──────── LISTED ENTRIES ────────
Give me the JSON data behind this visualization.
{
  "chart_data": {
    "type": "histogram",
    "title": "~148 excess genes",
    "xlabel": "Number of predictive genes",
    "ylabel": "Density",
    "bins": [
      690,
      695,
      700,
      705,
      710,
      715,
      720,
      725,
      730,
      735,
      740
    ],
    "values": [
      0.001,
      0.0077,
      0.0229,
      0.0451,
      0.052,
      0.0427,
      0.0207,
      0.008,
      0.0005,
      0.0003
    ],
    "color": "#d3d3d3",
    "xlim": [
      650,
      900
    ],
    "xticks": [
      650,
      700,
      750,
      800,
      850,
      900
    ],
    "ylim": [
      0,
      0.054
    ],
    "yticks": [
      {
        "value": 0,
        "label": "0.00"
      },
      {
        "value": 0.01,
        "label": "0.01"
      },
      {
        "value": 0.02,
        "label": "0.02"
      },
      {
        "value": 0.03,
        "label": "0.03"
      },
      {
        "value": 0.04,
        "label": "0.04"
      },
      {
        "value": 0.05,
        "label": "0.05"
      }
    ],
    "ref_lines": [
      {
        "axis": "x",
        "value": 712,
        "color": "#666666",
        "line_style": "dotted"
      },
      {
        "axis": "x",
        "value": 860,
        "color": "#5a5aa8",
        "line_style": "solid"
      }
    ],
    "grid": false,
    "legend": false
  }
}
────────
EXERCISE PROMPT >> The answer must be every line of the data that contains the word "genes".

ANSWER TO THE PROBLEM >>
    "title": "~148 excess genes",
    "xlabel": "Number of predictive genes",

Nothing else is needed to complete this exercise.